[AIM]
Replace every "toggle-knob" with "switch-knob" in the data, from the first line through the line that contains "note-item: Alyssa Damiano", inclusive. Return only those lines, with everything else unchanged.

[RECORDS FOR THIS EXERCISE]
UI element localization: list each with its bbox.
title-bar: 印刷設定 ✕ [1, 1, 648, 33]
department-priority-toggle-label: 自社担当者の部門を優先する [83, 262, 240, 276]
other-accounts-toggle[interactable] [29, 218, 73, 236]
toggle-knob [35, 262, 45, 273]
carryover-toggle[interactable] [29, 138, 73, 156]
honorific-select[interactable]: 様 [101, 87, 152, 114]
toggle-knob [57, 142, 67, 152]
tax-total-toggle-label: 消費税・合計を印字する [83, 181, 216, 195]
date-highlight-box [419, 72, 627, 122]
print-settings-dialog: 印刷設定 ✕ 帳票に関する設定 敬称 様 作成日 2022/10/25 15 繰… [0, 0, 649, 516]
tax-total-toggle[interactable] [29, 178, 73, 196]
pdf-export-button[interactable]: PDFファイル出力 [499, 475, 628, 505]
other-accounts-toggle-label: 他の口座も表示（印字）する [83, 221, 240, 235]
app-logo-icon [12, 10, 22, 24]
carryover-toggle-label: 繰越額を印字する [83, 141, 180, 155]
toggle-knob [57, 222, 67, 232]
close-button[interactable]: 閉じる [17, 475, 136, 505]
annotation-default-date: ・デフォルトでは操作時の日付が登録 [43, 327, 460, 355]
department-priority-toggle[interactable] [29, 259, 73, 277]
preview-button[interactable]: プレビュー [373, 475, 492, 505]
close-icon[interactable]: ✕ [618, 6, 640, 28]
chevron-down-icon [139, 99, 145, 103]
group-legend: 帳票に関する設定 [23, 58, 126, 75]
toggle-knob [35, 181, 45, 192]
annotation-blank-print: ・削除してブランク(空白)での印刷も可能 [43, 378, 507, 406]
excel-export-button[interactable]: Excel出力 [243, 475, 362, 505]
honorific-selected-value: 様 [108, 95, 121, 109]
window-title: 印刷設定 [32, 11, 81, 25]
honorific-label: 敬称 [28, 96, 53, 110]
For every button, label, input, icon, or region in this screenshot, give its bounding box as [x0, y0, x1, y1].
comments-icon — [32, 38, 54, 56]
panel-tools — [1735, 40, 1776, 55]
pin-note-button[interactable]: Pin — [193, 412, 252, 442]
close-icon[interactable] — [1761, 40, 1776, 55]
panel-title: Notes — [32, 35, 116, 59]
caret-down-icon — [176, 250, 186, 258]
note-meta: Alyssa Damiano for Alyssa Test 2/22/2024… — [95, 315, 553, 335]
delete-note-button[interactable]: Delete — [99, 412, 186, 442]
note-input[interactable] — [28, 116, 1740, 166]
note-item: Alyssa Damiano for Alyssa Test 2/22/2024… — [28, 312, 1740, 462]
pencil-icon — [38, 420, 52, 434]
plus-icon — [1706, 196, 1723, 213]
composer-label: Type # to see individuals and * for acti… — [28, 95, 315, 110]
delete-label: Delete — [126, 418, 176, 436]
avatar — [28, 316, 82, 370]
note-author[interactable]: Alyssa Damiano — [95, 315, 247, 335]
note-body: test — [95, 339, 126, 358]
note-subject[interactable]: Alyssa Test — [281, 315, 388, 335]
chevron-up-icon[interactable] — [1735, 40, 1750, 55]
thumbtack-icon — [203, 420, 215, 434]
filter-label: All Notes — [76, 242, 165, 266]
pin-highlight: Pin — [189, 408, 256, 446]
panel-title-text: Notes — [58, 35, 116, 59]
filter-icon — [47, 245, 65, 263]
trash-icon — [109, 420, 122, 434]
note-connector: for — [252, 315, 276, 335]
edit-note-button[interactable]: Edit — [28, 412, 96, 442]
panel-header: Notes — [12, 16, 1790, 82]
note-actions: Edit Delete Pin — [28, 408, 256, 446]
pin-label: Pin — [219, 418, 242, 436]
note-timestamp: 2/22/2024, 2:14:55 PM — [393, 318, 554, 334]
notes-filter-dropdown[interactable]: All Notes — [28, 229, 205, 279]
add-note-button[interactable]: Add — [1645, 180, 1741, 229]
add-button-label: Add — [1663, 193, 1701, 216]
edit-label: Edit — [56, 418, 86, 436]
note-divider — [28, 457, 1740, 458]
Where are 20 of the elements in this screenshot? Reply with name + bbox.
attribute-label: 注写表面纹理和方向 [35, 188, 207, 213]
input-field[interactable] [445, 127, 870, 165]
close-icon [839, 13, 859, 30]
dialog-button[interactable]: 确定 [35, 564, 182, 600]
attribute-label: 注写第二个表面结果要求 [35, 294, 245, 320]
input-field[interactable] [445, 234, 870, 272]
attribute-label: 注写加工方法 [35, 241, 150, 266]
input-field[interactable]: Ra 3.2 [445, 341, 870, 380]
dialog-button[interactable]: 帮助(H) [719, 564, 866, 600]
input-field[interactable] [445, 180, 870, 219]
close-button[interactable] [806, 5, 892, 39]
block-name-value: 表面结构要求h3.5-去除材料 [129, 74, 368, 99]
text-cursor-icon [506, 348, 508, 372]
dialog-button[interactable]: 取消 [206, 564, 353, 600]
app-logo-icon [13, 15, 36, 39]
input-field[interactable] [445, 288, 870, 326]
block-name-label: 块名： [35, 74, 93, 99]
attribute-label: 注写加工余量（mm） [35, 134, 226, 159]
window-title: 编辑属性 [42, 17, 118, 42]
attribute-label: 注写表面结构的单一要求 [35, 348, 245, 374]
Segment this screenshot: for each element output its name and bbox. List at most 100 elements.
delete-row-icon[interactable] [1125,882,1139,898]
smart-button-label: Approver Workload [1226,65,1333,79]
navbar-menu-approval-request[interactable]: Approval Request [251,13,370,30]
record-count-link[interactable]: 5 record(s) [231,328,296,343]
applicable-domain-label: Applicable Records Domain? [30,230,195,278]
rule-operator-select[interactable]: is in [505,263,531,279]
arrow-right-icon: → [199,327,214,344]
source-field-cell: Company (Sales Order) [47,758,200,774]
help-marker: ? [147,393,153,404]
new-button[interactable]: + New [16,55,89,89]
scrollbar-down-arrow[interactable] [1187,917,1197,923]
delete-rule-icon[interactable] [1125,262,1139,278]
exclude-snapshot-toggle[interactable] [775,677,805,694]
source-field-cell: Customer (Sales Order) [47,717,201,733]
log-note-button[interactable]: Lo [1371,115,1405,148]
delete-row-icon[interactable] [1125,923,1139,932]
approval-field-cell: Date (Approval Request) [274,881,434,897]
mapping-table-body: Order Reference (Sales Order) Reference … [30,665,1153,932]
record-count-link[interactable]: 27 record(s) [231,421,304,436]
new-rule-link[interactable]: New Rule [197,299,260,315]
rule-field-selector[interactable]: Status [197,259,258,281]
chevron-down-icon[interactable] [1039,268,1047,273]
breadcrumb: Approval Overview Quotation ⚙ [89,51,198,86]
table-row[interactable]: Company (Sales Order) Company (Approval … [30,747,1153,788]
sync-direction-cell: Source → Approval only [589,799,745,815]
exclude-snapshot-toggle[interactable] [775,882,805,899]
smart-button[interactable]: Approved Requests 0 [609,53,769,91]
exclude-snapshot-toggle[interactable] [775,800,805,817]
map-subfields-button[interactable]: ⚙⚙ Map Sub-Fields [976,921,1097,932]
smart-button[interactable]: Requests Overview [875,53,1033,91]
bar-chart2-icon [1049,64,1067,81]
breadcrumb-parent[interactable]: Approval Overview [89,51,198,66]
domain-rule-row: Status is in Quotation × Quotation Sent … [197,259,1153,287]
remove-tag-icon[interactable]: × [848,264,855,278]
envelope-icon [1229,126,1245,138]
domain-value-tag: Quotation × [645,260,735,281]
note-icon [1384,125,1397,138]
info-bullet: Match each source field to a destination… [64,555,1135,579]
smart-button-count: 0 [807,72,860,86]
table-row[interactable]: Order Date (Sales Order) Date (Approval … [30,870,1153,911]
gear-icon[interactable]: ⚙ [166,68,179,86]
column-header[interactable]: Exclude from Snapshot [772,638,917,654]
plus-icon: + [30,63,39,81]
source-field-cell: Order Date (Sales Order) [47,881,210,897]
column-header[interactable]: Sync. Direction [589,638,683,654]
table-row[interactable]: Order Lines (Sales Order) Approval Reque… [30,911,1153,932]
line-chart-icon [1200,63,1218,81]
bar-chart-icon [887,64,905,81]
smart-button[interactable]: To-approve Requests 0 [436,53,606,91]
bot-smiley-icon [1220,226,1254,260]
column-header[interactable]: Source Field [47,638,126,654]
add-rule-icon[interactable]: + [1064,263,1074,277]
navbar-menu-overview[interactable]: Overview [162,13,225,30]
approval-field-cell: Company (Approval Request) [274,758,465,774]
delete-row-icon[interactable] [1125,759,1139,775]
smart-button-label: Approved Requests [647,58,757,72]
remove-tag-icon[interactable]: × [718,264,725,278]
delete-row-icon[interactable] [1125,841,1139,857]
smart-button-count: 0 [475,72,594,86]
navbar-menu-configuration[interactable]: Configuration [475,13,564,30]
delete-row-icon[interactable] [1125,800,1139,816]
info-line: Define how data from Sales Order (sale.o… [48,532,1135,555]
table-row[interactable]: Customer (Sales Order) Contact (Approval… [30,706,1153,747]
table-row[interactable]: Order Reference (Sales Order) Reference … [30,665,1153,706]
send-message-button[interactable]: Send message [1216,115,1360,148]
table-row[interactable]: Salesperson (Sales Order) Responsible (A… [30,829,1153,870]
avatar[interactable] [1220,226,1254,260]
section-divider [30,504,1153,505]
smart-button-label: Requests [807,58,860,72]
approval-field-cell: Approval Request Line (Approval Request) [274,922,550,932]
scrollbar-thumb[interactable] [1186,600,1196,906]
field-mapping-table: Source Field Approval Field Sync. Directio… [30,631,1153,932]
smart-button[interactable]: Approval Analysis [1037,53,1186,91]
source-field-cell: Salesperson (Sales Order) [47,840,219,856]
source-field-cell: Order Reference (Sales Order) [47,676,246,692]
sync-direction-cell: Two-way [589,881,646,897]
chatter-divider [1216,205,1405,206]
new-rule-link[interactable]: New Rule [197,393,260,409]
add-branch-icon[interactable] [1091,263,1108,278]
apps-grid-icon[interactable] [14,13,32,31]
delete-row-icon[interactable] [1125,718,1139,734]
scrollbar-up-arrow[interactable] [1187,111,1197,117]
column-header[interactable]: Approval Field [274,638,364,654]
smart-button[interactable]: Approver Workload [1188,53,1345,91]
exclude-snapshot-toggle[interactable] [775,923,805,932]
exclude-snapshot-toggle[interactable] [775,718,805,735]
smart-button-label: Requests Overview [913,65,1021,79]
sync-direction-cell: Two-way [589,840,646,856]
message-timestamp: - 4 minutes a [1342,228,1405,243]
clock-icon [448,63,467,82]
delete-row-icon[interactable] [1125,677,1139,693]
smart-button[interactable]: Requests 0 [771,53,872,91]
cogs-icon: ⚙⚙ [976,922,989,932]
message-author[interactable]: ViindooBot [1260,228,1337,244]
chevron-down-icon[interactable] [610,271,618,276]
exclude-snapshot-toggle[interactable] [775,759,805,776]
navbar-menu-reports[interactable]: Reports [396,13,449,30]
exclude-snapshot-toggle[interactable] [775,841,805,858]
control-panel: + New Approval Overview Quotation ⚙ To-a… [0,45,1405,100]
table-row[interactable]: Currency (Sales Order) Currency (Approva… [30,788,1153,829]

[SOLUTION FOR THIS TASK]
UI element localization: list each with its bbox.
title-bar: 印刷設定 ✕ [1, 1, 648, 33]
department-priority-toggle-label: 自社担当者の部門を優先する [83, 262, 240, 276]
other-accounts-toggle[interactable] [29, 218, 73, 236]
switch-knob [35, 262, 45, 273]
carryover-toggle[interactable] [29, 138, 73, 156]
honorific-select[interactable]: 様 [101, 87, 152, 114]
switch-knob [57, 142, 67, 152]
tax-total-toggle-label: 消費税・合計を印字する [83, 181, 216, 195]
date-highlight-box [419, 72, 627, 122]
print-settings-dialog: 印刷設定 ✕ 帳票に関する設定 敬称 様 作成日 2022/10/25 15 繰… [0, 0, 649, 516]
tax-total-toggle[interactable] [29, 178, 73, 196]
pdf-export-button[interactable]: PDFファイル出力 [499, 475, 628, 505]
other-accounts-toggle-label: 他の口座も表示（印字）する [83, 221, 240, 235]
app-logo-icon [12, 10, 22, 24]
carryover-toggle-label: 繰越額を印字する [83, 141, 180, 155]
switch-knob [57, 222, 67, 232]
close-button[interactable]: 閉じる [17, 475, 136, 505]
annotation-default-date: ・デフォルトでは操作時の日付が登録 [43, 327, 460, 355]
department-priority-toggle[interactable] [29, 259, 73, 277]
preview-button[interactable]: プレビュー [373, 475, 492, 505]
close-icon[interactable]: ✕ [618, 6, 640, 28]
chevron-down-icon [139, 99, 145, 103]
group-legend: 帳票に関する設定 [23, 58, 126, 75]
switch-knob [35, 181, 45, 192]
annotation-blank-print: ・削除してブランク(空白)での印刷も可能 [43, 378, 507, 406]
excel-export-button[interactable]: Excel出力 [243, 475, 362, 505]
honorific-selected-value: 様 [108, 95, 121, 109]
window-title: 印刷設定 [32, 11, 81, 25]
honorific-label: 敬称 [28, 96, 53, 110]
For every button, label, input, icon, or region in this screenshot, give its bounding box as [x0, y0, x1, y1].
comments-icon — [32, 38, 54, 56]
panel-tools — [1735, 40, 1776, 55]
pin-note-button[interactable]: Pin — [193, 412, 252, 442]
close-icon[interactable] — [1761, 40, 1776, 55]
panel-title: Notes — [32, 35, 116, 59]
caret-down-icon — [176, 250, 186, 258]
note-meta: Alyssa Damiano for Alyssa Test 2/22/2024… — [95, 315, 553, 335]
delete-note-button[interactable]: Delete — [99, 412, 186, 442]
note-input[interactable] — [28, 116, 1740, 166]
note-item: Alyssa Damiano for Alyssa Test 2/22/2024… — [28, 312, 1740, 462]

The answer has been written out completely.